──────── Records for the exercise ────────
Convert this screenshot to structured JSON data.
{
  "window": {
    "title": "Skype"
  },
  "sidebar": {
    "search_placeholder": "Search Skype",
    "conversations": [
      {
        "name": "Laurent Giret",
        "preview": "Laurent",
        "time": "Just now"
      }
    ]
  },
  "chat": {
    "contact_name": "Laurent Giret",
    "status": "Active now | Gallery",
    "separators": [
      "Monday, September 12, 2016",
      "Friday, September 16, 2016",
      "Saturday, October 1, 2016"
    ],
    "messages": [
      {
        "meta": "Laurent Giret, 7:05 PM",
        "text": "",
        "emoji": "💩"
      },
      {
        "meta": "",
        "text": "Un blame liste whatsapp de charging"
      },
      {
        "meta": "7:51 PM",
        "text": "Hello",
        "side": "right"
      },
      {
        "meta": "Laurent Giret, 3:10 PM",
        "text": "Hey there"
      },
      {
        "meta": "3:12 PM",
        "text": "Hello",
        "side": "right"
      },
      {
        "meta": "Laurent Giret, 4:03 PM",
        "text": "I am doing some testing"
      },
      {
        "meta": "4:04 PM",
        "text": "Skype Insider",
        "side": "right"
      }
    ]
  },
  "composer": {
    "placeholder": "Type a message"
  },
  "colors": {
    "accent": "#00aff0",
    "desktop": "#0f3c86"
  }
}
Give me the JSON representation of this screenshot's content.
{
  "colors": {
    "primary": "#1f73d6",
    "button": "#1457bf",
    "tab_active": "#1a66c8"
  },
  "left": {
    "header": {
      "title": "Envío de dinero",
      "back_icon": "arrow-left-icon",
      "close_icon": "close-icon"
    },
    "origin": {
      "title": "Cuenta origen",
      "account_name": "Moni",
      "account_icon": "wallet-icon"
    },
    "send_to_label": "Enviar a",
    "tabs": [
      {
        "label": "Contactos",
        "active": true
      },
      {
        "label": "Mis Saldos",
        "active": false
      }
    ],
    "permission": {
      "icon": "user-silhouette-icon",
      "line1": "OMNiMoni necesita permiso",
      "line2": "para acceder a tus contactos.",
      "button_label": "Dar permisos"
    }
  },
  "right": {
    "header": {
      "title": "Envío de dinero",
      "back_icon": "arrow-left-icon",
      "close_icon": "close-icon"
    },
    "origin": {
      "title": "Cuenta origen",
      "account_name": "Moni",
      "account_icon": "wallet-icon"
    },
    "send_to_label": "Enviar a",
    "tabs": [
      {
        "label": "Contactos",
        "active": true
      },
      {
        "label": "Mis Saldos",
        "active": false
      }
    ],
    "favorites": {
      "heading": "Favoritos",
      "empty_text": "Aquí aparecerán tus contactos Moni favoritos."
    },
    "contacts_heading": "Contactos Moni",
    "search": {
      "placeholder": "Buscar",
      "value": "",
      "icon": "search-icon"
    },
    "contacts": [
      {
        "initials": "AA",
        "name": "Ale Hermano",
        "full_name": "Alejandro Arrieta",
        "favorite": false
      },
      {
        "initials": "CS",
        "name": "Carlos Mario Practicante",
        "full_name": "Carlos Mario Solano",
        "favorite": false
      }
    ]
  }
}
────────
■ Written problem: Using the material above, gather every line that includes "Laurent".

■ Task output:
        "name": "Laurent Giret",
        "preview": "Laurent",
    "contact_name": "Laurent Giret",
        "meta": "Laurent Giret, 7:05 PM",
        "meta": "Laurent Giret, 3:10 PM",
        "meta": "Laurent Giret, 4:03 PM",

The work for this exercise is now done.